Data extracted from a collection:
------------------------------

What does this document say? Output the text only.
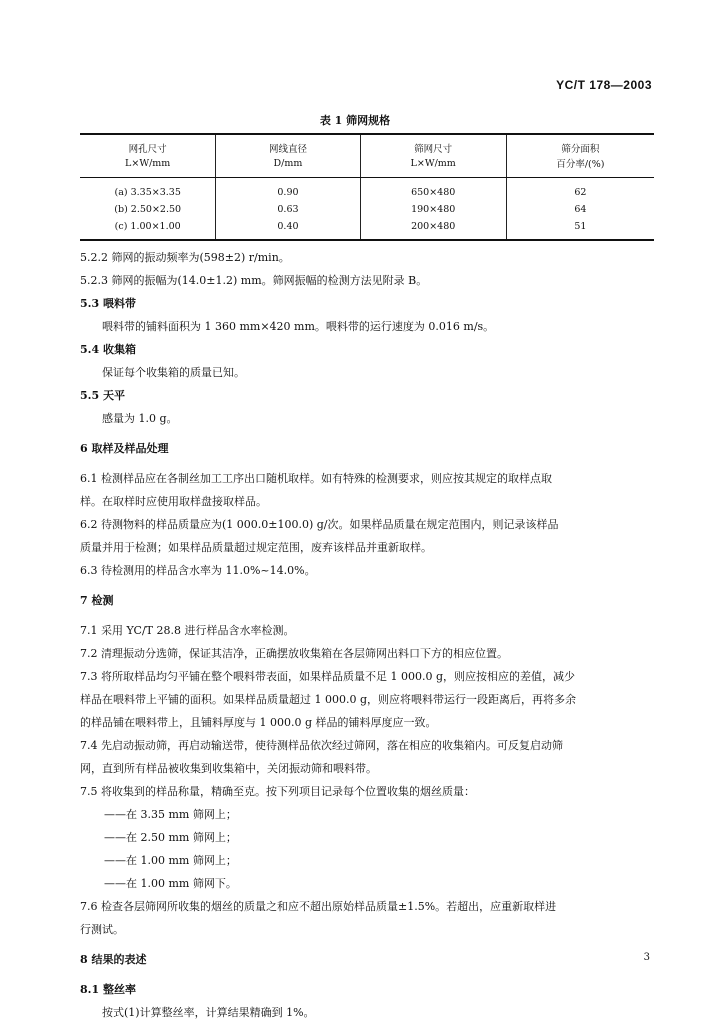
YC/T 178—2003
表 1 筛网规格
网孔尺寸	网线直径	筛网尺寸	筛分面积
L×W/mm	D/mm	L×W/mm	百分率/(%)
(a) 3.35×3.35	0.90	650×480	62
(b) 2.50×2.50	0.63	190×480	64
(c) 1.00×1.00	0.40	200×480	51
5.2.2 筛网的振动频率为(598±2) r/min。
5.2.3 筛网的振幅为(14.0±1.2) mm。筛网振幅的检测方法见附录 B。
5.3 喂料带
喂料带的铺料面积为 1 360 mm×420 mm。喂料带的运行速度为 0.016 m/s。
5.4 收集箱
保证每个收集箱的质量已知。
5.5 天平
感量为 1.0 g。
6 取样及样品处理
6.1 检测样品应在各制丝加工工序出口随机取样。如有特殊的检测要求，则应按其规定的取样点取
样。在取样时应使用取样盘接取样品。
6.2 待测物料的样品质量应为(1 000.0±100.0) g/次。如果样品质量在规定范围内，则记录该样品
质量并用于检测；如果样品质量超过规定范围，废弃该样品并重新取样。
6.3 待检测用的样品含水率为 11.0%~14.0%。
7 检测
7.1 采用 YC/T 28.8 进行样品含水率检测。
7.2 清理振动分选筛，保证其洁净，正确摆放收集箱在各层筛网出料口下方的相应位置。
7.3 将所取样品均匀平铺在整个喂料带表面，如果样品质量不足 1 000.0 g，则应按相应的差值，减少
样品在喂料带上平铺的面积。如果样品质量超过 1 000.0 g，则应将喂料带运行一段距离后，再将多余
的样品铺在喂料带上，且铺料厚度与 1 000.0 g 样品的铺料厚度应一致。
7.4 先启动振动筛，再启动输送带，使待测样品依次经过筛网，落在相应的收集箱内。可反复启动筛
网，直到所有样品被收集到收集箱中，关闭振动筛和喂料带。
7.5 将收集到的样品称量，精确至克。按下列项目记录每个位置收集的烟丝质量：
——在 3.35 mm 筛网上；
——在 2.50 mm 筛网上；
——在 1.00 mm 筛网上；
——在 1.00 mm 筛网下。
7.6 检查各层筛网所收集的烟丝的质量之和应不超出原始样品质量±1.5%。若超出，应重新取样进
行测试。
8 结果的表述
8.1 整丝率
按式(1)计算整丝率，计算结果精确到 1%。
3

------------------------------

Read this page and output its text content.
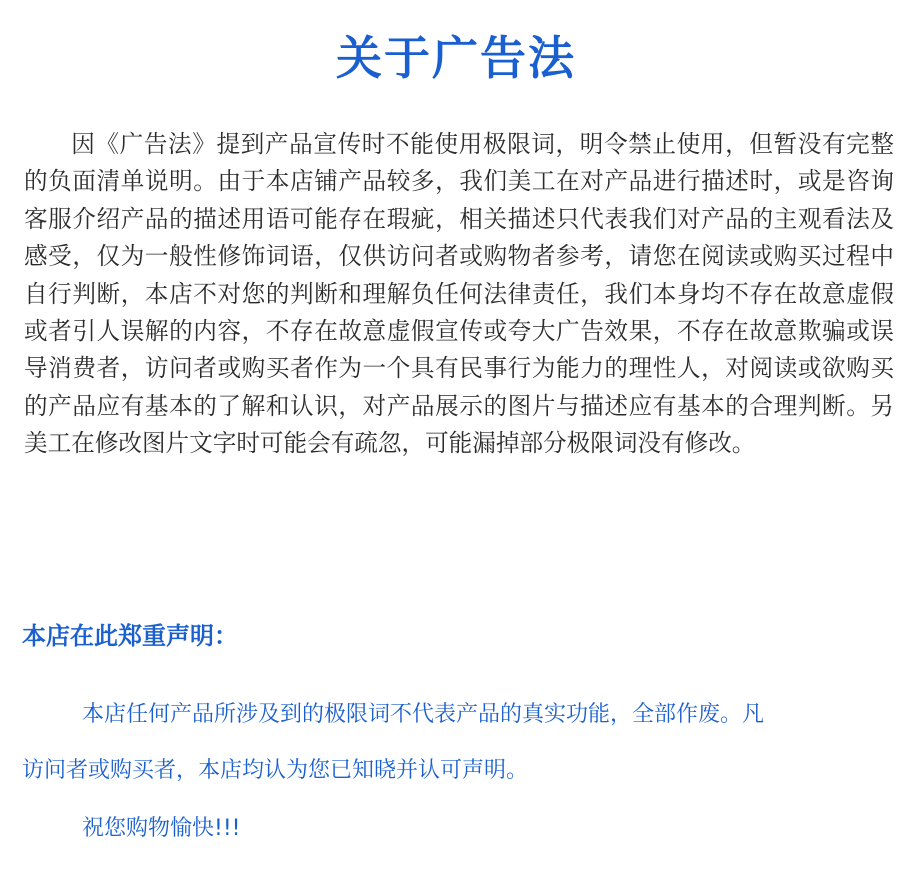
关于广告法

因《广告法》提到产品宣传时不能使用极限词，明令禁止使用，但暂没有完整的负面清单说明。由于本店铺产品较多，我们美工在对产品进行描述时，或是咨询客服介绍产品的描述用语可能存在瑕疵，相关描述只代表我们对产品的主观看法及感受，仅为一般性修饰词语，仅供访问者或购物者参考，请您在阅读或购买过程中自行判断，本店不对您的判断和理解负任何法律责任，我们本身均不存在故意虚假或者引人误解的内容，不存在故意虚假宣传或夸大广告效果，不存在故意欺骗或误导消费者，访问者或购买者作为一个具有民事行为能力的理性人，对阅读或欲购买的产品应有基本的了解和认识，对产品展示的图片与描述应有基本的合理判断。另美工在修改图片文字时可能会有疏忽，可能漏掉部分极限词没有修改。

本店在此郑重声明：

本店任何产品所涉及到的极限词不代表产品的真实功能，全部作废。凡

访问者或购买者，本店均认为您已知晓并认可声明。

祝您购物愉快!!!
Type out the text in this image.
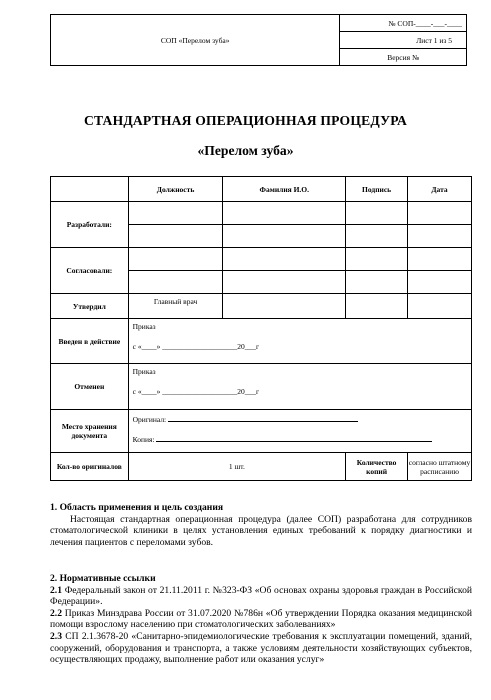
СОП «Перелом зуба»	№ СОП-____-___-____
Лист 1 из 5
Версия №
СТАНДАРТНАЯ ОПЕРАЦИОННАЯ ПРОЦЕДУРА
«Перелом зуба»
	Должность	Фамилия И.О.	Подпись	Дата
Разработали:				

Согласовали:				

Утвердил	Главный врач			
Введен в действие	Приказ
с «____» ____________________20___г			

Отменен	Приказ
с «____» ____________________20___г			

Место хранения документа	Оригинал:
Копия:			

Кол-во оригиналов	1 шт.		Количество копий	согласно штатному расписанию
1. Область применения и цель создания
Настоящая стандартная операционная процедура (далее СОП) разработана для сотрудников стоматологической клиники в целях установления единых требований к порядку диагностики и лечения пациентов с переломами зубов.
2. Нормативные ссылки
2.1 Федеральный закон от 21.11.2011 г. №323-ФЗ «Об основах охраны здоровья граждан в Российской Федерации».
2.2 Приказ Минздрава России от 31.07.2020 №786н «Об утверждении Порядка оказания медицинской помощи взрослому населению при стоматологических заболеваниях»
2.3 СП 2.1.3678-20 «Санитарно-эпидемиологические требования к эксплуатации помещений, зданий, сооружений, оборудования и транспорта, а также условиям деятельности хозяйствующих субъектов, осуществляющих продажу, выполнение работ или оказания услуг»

------------------------------

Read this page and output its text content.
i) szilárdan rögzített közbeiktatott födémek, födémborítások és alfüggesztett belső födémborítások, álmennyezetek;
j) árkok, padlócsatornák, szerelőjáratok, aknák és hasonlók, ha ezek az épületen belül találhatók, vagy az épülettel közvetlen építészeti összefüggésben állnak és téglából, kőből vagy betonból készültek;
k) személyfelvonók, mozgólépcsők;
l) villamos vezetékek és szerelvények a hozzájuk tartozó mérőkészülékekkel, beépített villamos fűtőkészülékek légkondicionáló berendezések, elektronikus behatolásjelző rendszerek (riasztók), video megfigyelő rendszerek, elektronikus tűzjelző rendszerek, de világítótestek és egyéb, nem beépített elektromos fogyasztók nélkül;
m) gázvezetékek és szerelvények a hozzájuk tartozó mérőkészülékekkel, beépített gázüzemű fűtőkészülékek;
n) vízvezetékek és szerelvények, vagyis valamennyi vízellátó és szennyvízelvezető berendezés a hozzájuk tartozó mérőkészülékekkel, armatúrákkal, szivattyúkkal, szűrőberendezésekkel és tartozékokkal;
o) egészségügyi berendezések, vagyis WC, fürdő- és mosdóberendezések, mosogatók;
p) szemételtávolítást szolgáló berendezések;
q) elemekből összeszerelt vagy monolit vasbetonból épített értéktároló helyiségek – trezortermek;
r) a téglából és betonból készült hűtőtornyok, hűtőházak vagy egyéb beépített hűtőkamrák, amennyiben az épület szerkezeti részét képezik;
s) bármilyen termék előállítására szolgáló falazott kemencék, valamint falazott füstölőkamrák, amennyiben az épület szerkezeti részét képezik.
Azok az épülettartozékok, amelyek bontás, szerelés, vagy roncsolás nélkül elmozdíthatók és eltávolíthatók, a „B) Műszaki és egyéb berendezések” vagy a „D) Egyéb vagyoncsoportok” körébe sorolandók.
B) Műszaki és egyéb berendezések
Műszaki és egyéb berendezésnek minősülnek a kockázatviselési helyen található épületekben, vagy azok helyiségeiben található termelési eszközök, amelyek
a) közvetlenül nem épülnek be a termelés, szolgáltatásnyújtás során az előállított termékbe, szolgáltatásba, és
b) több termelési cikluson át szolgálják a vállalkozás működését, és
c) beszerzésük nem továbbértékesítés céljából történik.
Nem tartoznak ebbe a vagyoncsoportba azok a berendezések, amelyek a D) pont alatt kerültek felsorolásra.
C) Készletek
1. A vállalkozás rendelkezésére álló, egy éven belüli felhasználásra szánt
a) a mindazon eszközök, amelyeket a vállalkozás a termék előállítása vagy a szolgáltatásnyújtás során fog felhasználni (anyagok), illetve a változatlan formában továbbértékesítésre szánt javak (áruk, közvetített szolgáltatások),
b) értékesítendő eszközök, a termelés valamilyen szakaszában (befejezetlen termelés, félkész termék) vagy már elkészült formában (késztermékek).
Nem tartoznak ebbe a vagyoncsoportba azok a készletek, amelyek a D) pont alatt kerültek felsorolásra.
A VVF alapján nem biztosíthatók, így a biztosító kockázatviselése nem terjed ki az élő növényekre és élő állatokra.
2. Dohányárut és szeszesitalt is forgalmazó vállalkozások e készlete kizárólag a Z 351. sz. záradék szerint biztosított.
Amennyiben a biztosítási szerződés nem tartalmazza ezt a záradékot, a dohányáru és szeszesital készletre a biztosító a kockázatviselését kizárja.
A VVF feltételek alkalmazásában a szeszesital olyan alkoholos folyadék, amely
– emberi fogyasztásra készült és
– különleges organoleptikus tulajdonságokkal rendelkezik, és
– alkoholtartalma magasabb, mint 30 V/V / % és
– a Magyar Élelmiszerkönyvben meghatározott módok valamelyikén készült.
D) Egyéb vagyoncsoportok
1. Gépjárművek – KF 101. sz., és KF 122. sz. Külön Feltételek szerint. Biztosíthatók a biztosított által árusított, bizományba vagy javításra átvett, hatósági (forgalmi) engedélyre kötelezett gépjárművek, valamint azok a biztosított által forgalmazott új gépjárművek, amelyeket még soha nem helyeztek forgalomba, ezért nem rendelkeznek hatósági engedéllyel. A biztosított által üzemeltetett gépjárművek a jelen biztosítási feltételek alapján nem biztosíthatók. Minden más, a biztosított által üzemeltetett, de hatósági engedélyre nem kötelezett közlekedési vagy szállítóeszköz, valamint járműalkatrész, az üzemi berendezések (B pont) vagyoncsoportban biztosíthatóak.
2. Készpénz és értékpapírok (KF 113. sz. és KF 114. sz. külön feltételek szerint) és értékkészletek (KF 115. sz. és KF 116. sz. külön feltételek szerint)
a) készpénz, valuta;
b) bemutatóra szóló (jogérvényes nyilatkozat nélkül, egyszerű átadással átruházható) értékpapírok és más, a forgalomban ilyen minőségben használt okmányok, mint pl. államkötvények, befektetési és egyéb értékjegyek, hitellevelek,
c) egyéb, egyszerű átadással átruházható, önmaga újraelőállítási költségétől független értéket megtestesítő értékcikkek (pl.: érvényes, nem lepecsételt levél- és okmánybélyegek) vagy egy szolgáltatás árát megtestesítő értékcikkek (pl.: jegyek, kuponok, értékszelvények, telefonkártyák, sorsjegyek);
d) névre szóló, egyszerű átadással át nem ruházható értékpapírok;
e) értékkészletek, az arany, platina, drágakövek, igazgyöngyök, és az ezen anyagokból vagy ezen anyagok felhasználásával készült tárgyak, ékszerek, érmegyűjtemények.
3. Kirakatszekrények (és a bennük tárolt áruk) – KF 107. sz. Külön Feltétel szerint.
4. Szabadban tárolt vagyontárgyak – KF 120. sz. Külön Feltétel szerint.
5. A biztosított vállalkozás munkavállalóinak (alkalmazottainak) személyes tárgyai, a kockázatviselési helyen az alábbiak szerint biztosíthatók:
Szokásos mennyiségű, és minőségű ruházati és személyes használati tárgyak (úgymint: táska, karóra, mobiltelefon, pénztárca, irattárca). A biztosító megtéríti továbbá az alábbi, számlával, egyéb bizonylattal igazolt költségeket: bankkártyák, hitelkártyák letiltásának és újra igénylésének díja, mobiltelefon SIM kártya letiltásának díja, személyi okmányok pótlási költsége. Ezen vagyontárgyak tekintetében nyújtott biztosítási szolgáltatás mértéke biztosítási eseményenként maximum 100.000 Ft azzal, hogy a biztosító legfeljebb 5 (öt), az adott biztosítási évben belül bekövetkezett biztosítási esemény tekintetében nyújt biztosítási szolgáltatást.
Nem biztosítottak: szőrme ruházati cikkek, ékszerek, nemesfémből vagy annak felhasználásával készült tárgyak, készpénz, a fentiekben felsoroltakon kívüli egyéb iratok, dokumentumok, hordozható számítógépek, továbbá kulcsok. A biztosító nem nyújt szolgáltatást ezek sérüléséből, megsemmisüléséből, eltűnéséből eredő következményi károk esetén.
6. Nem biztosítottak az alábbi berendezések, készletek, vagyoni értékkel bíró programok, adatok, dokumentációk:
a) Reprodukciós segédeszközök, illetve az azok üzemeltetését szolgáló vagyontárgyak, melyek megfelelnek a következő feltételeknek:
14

------------------------------

▶ _Set task_
Which lines include the word "helyen"? List them all.

▶ _Result for this task_
Műszaki és egyéb berendezésnek minősülnek a kockázatviselési helyen található épületekben, vagy azok helyiségeiben található termelési eszközök, amelyek
5. A biztosított vállalkozás munkavállalóinak (alkalmazottainak) személyes tárgyai, a kockázatviselési helyen az alábbiak szerint biztosíthatók:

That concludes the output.